▶ **Description of the task**: Determine the number of lines holding the word "постановлением"; answer with that number only.

▶ **Extracted information**:
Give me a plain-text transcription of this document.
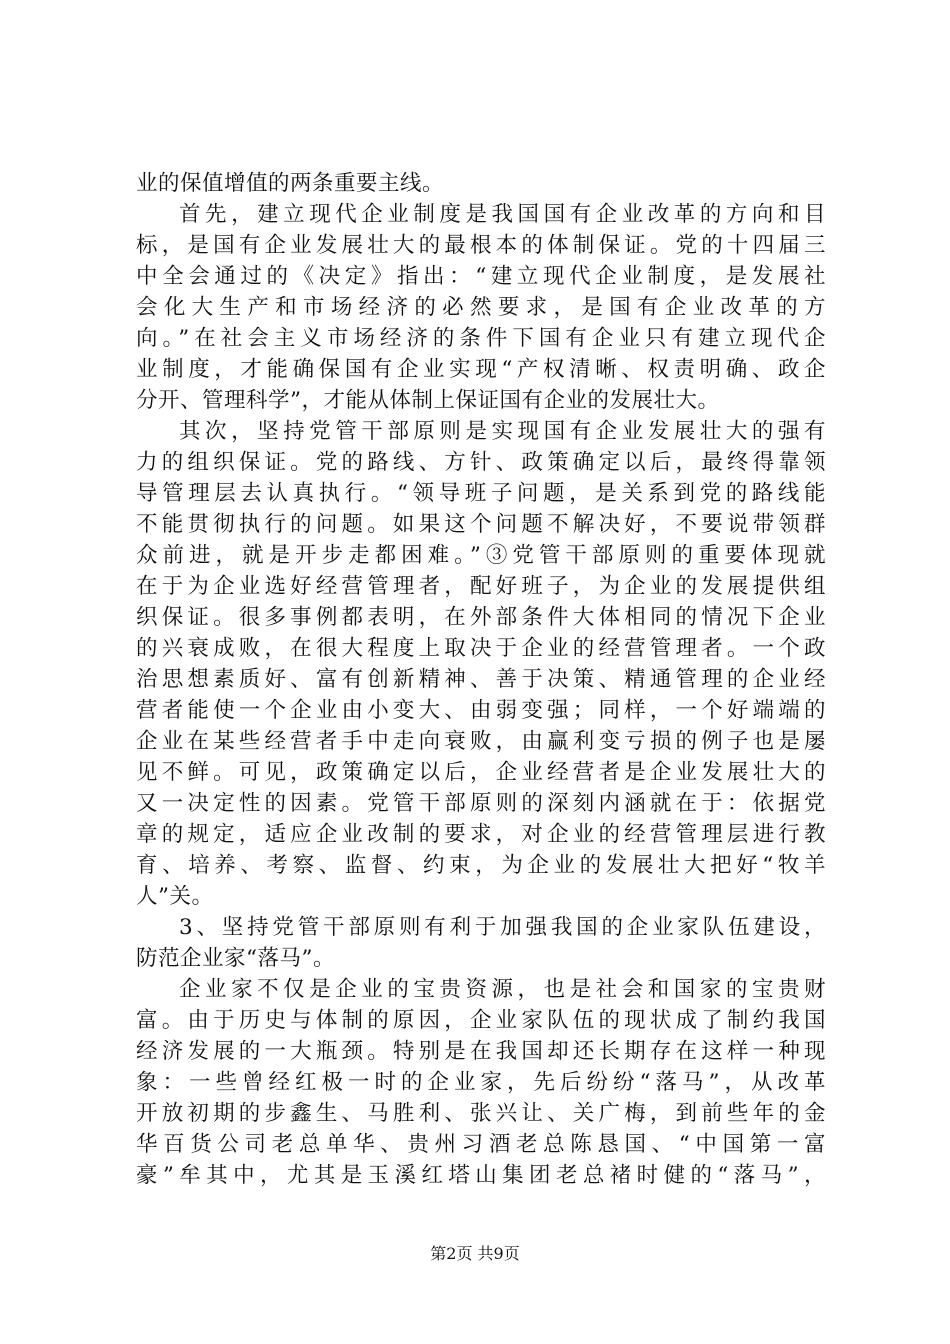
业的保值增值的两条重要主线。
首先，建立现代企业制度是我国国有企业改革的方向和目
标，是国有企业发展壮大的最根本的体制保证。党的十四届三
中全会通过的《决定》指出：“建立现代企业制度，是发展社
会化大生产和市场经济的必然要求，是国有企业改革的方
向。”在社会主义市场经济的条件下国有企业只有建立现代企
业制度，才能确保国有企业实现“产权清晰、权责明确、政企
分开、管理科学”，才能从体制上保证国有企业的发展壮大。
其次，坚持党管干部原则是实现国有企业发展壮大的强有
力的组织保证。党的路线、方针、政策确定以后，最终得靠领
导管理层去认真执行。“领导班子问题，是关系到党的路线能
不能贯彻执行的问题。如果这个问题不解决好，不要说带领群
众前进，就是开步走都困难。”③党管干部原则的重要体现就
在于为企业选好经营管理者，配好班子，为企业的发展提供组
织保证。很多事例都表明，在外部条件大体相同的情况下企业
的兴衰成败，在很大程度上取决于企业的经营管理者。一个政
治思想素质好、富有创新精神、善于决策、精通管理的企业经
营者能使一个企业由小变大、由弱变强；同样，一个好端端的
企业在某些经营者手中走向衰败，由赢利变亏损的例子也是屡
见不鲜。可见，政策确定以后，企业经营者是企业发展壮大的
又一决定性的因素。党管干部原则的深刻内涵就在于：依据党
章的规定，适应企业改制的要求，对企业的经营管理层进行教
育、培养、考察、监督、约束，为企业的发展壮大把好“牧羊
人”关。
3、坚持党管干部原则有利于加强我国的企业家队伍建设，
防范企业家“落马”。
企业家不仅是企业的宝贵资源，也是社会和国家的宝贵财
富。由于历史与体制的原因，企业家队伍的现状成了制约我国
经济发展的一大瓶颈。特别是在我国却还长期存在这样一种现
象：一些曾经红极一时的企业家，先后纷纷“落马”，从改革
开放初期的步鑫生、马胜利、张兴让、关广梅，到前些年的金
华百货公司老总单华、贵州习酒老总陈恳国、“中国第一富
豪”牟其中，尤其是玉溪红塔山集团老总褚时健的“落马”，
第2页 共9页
--
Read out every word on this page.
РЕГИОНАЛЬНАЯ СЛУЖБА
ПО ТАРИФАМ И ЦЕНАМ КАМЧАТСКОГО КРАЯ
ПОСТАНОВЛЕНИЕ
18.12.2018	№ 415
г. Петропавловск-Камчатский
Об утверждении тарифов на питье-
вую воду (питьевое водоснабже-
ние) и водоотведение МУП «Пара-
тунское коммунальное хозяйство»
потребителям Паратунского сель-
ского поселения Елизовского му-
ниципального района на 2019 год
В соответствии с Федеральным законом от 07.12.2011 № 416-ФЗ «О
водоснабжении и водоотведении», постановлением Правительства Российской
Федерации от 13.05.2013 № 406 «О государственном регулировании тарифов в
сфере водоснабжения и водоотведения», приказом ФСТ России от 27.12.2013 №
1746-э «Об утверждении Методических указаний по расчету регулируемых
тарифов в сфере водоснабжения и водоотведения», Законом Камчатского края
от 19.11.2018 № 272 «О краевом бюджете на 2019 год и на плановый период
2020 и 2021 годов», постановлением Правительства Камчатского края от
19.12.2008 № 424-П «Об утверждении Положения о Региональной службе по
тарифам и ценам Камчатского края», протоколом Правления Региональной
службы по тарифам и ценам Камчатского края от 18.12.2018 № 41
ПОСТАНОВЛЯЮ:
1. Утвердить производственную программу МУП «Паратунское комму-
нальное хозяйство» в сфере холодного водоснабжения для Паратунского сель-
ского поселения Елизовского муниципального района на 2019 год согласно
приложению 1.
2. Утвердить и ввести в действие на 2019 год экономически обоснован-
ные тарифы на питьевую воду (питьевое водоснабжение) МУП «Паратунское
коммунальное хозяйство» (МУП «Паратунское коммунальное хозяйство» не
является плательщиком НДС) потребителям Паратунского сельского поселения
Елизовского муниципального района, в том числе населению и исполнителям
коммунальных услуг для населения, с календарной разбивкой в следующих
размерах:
---
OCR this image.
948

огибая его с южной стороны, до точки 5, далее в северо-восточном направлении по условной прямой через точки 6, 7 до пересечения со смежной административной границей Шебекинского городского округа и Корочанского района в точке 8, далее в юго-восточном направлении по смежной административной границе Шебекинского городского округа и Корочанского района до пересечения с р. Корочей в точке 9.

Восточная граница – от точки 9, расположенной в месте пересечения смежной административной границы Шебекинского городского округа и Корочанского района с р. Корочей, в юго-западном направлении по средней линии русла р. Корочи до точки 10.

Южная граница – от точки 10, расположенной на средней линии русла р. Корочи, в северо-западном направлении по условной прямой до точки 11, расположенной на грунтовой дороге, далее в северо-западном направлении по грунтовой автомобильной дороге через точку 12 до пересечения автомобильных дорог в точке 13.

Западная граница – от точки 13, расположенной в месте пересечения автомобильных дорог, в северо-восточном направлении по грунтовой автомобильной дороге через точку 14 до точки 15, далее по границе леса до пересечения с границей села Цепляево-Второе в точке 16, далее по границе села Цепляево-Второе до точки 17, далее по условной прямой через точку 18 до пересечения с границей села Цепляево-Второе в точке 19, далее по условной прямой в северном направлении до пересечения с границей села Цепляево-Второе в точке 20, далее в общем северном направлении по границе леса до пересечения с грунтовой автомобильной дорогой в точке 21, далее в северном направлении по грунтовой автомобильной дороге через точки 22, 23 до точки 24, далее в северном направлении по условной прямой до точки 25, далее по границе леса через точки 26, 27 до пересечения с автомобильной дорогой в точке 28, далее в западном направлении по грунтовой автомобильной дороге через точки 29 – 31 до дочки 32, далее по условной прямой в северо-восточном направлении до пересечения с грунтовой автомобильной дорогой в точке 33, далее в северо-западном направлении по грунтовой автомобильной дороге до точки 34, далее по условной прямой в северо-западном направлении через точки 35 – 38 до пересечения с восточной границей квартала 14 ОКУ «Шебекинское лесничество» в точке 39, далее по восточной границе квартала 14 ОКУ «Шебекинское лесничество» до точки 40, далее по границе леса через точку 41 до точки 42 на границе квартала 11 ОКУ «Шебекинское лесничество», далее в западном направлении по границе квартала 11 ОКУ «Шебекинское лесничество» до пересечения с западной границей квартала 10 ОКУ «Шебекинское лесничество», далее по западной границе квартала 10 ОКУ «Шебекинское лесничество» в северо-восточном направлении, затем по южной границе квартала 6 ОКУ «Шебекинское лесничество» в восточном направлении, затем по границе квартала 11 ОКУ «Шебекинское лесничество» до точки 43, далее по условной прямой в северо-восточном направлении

▶ **Final result**: 2